→ **Records for this exercise**
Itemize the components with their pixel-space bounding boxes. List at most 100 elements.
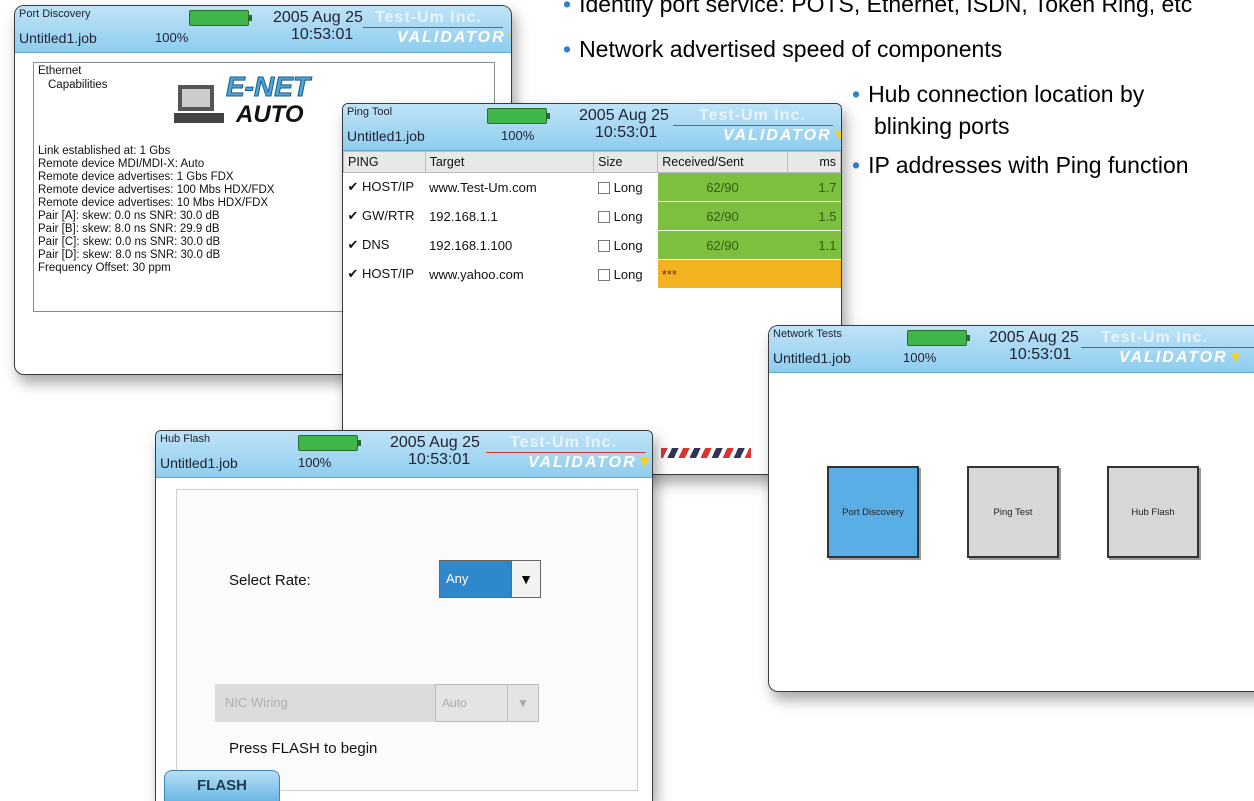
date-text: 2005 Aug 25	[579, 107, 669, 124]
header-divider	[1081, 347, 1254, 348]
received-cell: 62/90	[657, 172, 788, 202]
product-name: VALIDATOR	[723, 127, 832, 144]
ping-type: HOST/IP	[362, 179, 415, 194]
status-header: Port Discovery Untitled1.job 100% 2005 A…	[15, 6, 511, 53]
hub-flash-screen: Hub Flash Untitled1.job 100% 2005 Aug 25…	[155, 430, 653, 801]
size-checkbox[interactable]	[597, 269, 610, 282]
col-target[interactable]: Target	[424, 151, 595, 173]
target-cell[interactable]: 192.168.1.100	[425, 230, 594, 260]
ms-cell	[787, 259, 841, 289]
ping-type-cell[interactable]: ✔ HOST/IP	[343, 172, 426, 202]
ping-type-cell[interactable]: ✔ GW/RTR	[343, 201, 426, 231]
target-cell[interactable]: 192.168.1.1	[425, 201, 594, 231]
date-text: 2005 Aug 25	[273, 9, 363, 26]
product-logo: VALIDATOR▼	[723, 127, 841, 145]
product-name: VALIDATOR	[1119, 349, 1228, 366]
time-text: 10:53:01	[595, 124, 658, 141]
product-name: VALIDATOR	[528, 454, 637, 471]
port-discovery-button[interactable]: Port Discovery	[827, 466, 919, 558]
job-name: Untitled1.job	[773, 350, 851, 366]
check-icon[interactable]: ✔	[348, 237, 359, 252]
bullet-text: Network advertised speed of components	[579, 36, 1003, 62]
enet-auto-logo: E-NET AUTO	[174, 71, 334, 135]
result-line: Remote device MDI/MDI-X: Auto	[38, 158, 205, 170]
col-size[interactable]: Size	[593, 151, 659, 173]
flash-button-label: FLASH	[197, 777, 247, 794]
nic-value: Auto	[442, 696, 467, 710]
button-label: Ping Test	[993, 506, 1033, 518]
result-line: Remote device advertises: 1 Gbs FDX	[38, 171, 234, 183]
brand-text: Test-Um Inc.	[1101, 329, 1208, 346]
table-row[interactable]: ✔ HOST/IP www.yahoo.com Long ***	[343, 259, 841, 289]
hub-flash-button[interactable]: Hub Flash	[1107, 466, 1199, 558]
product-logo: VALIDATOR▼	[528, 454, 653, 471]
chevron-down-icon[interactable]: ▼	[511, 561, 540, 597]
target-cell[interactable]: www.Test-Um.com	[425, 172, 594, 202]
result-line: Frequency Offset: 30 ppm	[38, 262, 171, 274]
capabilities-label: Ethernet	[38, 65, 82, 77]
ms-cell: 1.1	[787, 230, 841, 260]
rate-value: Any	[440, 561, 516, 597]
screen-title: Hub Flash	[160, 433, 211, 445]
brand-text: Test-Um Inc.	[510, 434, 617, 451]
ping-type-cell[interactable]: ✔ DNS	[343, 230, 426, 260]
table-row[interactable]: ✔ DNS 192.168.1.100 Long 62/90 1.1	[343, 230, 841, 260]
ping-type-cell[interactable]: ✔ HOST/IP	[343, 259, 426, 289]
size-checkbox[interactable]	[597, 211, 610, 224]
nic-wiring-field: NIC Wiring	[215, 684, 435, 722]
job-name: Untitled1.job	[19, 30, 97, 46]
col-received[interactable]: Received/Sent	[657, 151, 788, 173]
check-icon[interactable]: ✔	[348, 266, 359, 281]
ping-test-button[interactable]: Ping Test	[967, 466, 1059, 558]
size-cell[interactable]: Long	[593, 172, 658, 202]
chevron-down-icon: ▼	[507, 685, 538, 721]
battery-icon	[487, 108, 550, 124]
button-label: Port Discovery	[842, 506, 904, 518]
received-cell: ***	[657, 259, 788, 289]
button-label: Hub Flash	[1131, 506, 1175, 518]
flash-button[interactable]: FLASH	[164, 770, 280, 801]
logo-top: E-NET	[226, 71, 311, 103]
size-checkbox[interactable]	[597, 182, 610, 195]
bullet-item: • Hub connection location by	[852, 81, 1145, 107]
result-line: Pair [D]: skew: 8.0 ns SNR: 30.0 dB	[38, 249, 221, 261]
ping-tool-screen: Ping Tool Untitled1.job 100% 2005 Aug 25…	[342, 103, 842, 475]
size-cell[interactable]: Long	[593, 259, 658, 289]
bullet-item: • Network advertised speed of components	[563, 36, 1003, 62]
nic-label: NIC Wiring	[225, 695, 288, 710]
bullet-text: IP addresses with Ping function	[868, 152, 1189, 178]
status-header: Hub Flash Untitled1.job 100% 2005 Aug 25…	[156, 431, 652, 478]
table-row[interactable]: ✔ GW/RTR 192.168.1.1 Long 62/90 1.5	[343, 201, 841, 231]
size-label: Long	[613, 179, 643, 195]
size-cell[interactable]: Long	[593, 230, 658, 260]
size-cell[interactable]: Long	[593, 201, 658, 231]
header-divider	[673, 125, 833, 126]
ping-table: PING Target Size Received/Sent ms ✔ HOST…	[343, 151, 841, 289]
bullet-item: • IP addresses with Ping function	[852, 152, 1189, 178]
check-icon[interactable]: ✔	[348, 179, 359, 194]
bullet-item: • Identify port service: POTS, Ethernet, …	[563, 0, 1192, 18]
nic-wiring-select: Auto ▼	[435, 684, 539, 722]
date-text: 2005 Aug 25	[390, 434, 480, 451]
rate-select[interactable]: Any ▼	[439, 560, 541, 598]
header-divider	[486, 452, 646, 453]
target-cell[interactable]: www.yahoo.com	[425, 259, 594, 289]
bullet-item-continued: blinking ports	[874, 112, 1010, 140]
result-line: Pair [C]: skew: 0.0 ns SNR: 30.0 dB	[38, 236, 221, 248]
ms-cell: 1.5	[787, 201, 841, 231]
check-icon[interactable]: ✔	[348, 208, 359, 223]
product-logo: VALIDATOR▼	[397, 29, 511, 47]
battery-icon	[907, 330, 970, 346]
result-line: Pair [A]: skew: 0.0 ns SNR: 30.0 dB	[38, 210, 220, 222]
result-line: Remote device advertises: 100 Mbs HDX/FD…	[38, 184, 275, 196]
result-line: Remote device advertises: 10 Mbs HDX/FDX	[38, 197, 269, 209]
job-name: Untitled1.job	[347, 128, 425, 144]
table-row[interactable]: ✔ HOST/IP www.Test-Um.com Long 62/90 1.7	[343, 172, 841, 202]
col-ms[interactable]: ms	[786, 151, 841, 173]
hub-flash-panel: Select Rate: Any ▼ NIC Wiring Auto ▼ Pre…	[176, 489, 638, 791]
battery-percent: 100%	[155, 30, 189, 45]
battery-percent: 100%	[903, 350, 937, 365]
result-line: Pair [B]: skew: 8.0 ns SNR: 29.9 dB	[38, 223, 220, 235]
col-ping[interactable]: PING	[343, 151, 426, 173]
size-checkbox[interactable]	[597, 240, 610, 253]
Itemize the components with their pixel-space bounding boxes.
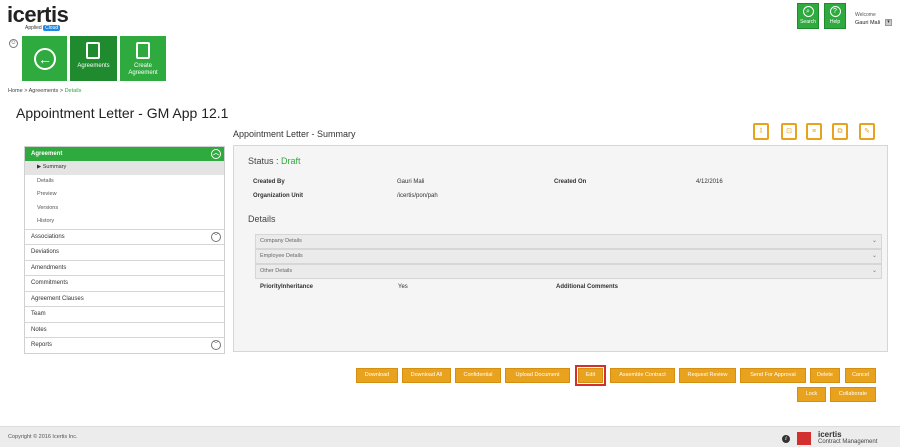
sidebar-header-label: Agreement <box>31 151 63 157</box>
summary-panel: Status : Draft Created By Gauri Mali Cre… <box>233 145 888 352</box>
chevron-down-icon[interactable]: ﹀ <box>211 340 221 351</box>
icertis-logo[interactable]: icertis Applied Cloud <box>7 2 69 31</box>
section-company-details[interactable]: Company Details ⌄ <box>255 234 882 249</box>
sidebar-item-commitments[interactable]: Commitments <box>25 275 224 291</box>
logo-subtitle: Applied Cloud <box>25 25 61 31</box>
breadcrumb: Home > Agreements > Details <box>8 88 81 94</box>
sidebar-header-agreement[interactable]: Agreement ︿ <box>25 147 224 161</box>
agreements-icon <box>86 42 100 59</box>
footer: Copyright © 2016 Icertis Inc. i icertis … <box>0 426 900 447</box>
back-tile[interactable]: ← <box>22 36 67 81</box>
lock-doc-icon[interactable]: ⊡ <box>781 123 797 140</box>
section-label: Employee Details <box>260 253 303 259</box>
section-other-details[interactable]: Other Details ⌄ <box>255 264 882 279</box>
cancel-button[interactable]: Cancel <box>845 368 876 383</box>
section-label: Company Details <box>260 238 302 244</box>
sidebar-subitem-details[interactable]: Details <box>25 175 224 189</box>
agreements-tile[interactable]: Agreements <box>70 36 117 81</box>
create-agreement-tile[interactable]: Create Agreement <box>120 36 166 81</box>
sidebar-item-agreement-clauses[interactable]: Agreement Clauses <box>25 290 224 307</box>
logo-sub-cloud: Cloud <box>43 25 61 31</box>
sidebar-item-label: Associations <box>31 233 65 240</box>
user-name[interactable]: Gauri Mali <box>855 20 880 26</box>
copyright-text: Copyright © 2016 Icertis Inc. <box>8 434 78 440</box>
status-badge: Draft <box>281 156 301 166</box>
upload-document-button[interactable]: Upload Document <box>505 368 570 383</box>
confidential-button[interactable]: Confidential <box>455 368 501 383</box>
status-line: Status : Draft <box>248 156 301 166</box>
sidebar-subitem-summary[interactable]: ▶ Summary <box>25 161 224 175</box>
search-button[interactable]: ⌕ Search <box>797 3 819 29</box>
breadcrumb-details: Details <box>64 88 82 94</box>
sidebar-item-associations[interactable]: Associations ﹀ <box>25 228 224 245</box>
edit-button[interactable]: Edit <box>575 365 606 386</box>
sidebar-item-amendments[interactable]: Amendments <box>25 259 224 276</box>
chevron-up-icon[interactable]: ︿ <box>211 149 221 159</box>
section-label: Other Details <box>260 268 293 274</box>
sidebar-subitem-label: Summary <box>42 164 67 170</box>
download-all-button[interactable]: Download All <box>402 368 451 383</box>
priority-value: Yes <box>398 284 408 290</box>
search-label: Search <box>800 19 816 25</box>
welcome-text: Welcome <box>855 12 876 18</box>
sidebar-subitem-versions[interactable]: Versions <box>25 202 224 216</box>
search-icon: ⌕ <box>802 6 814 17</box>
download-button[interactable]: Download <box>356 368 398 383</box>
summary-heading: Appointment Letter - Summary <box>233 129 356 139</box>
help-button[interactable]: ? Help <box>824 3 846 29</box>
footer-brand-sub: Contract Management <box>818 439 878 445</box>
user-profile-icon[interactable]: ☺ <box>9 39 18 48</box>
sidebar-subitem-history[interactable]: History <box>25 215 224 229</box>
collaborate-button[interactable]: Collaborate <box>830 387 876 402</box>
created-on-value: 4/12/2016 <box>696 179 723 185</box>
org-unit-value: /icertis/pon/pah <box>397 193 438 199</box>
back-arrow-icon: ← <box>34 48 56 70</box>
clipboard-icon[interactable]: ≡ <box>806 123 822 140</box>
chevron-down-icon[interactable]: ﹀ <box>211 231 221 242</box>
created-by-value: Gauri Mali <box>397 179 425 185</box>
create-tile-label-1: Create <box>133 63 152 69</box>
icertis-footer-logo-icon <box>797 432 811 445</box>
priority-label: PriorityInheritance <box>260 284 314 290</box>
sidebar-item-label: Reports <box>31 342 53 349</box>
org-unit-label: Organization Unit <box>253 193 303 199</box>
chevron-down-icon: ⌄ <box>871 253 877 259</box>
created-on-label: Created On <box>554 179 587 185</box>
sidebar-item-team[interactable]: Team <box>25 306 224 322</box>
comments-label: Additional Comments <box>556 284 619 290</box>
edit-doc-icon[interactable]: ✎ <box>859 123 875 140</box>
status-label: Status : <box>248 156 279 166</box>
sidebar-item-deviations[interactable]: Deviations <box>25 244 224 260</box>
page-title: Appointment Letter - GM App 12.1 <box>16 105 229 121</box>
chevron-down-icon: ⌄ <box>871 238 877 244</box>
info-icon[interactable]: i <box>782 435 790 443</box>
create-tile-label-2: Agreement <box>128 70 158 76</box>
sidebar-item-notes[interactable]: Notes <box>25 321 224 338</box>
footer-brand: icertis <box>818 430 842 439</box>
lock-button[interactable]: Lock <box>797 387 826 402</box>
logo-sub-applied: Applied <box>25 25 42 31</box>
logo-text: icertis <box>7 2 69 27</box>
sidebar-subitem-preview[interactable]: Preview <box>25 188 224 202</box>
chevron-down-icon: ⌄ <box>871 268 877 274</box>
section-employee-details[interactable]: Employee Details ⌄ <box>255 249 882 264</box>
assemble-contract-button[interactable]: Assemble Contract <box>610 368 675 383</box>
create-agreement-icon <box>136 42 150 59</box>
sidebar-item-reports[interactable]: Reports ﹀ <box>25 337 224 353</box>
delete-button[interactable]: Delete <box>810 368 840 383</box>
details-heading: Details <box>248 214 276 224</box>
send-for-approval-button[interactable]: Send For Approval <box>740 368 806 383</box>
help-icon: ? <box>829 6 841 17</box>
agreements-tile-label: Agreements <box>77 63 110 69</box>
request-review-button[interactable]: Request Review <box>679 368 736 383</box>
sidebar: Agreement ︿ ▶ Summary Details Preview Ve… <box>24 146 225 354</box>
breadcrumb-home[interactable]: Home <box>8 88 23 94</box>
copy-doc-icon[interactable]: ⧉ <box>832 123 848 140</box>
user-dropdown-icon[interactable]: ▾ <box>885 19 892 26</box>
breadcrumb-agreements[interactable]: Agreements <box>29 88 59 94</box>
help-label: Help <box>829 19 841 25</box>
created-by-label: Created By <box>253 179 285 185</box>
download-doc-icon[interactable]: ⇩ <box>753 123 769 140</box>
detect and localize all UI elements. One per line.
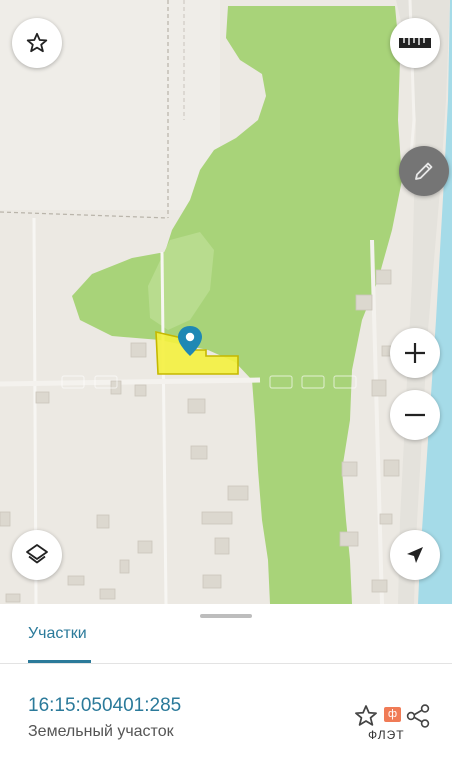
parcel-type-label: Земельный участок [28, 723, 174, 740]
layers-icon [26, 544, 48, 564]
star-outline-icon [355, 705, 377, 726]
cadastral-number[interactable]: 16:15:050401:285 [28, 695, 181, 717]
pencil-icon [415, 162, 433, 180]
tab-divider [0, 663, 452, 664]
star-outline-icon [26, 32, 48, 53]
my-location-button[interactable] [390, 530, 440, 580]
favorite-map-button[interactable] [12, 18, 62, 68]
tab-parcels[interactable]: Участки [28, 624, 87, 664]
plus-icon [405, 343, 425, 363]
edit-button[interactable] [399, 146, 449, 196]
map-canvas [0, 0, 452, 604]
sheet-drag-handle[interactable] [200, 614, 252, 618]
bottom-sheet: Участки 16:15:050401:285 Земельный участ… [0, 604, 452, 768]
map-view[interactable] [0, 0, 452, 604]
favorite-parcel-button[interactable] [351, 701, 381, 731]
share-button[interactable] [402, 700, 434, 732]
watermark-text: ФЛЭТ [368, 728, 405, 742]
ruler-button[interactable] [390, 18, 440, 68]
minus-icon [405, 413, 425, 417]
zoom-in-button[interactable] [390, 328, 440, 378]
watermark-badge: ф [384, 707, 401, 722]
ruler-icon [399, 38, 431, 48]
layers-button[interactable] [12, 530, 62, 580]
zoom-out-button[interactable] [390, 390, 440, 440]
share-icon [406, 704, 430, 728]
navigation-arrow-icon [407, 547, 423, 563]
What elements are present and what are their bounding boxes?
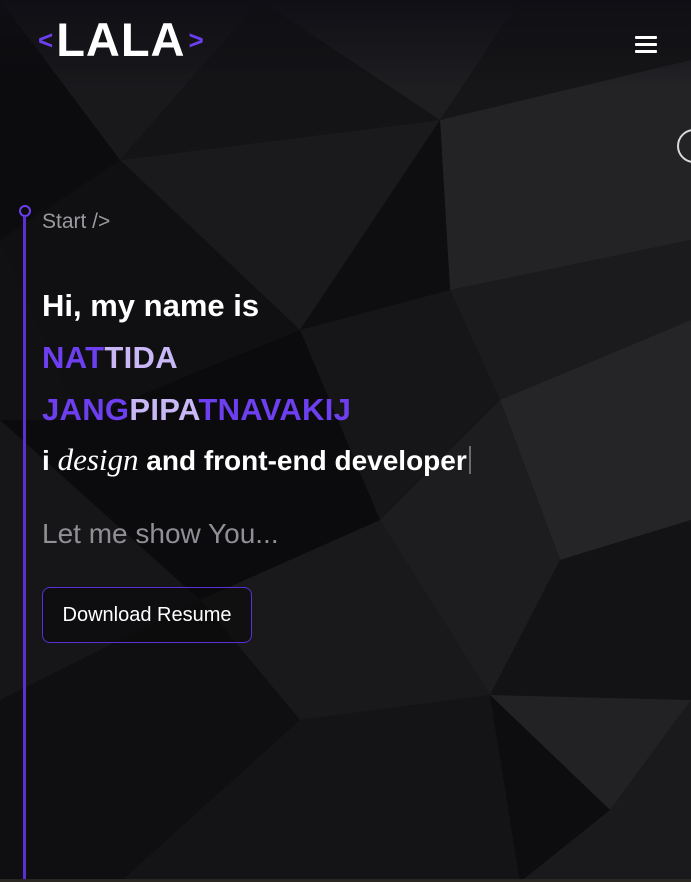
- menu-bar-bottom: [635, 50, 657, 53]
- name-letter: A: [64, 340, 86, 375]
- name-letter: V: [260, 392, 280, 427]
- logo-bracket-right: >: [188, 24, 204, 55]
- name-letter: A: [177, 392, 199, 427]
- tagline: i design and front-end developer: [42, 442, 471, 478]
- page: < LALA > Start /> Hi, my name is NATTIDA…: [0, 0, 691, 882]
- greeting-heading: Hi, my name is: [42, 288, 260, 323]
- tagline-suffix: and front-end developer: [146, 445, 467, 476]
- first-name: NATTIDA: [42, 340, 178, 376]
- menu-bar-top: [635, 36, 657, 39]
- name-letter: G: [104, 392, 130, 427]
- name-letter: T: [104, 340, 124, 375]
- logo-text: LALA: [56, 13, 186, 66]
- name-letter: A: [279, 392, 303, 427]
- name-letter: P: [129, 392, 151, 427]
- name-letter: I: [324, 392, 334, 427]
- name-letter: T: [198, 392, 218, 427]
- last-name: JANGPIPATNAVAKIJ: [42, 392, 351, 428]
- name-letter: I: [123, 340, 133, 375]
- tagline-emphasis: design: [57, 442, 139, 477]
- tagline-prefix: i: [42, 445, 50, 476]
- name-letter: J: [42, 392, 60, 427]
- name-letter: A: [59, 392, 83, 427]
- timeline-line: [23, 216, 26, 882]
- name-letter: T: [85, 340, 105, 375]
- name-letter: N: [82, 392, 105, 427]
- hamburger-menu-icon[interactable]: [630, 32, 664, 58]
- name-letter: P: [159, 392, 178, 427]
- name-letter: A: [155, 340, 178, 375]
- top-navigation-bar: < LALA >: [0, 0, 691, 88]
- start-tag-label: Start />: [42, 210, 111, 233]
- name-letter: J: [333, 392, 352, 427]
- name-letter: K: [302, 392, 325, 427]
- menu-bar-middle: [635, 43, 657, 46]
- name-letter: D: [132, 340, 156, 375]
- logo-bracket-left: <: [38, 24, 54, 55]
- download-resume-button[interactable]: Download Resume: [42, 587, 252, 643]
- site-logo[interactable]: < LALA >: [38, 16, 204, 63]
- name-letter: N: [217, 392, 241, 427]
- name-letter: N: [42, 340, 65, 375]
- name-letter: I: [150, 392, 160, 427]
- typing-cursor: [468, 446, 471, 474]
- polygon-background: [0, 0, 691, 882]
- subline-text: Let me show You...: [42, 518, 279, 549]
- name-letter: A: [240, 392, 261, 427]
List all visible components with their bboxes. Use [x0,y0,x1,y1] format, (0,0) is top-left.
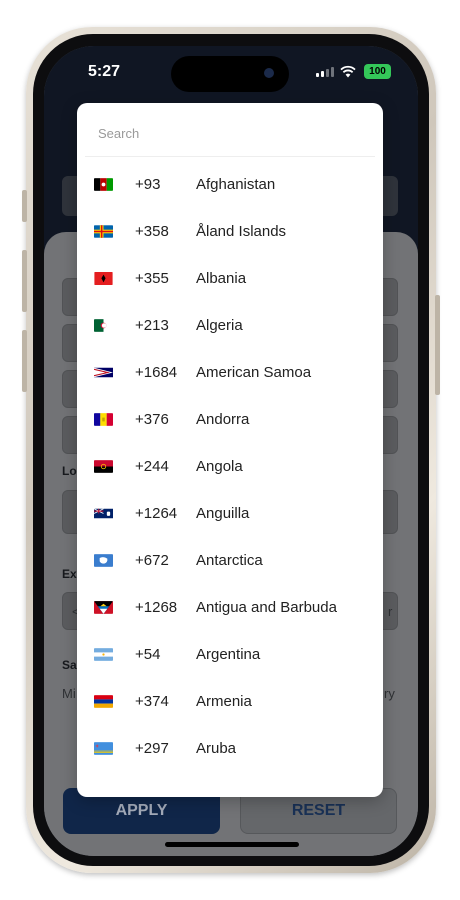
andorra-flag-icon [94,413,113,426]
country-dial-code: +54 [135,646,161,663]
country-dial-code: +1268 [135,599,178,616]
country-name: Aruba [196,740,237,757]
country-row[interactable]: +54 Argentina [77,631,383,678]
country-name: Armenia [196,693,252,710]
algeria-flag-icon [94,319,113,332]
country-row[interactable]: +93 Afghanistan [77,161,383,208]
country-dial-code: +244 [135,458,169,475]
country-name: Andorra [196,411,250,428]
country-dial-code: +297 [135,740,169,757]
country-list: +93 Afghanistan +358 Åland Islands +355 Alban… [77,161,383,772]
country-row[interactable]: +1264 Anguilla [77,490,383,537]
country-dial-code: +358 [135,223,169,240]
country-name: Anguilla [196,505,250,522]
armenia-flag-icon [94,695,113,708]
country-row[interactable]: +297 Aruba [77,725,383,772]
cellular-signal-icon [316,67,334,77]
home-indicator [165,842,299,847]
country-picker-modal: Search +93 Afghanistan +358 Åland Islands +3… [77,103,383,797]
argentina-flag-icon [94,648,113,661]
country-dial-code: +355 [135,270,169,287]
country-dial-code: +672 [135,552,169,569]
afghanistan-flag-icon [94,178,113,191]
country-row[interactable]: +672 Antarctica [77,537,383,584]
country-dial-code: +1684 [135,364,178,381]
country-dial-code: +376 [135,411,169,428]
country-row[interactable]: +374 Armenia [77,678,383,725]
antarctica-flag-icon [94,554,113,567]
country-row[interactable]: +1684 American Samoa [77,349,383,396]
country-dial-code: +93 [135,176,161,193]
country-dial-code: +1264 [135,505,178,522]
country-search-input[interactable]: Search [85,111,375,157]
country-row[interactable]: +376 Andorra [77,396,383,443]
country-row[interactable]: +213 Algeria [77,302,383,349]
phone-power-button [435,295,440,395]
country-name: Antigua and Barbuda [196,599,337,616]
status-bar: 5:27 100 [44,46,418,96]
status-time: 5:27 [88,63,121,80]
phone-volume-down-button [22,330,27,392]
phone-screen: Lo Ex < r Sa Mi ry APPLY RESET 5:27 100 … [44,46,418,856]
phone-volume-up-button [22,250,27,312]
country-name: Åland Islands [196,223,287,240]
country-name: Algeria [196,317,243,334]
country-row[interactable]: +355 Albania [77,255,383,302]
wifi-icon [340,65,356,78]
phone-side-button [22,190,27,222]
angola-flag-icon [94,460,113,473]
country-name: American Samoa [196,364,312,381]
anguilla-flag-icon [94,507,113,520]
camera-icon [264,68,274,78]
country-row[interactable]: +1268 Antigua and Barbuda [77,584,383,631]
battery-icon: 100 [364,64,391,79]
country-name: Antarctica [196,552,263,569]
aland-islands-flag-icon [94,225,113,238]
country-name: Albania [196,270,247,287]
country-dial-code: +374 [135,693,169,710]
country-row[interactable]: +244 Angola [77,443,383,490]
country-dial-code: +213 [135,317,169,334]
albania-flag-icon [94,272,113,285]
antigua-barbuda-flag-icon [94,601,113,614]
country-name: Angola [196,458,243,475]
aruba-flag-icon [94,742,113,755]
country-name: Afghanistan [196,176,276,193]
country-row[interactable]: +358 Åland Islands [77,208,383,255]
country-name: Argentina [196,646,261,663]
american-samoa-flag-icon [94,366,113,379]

→ **Exercise**
Quote the rows above verbatim, starting with the line that contains "andorra-flag-icon [94,413,113,426]" and continuing through the line that contains "country-row[interactable]: +213 Algeria", both included.

→ **Exercise result**
andorra-flag-icon [94,413,113,426]
country-dial-code: +54 [135,646,161,663]
country-dial-code: +1268 [135,599,178,616]
country-name: Aruba [196,740,237,757]
country-row[interactable]: +54 Argentina [77,631,383,678]
country-name: Armenia [196,693,252,710]
algeria-flag-icon [94,319,113,332]
country-row[interactable]: +93 Afghanistan [77,161,383,208]
country-dial-code: +244 [135,458,169,475]
country-name: Andorra [196,411,250,428]
country-dial-code: +297 [135,740,169,757]
country-list: +93 Afghanistan +358 Åland Islands +355 Alban… [77,161,383,772]
country-row[interactable]: +1264 Anguilla [77,490,383,537]
country-dial-code: +358 [135,223,169,240]
country-name: Anguilla [196,505,250,522]
armenia-flag-icon [94,695,113,708]
country-row[interactable]: +297 Aruba [77,725,383,772]
cellular-signal-icon [316,67,334,77]
home-indicator [165,842,299,847]
country-picker-modal: Search +93 Afghanistan +358 Åland Islands +3… [77,103,383,797]
argentina-flag-icon [94,648,113,661]
country-dial-code: +355 [135,270,169,287]
country-dial-code: +672 [135,552,169,569]
afghanistan-flag-icon [94,178,113,191]
country-row[interactable]: +672 Antarctica [77,537,383,584]
country-dial-code: +1684 [135,364,178,381]
country-dial-code: +376 [135,411,169,428]
country-row[interactable]: +374 Armenia [77,678,383,725]
antarctica-flag-icon [94,554,113,567]
country-row[interactable]: +1684 American Samoa [77,349,383,396]
country-dial-code: +93 [135,176,161,193]
country-dial-code: +1264 [135,505,178,522]
country-search-input[interactable]: Search [85,111,375,157]
country-row[interactable]: +376 Andorra [77,396,383,443]
country-row[interactable]: +213 Algeria [77,302,383,349]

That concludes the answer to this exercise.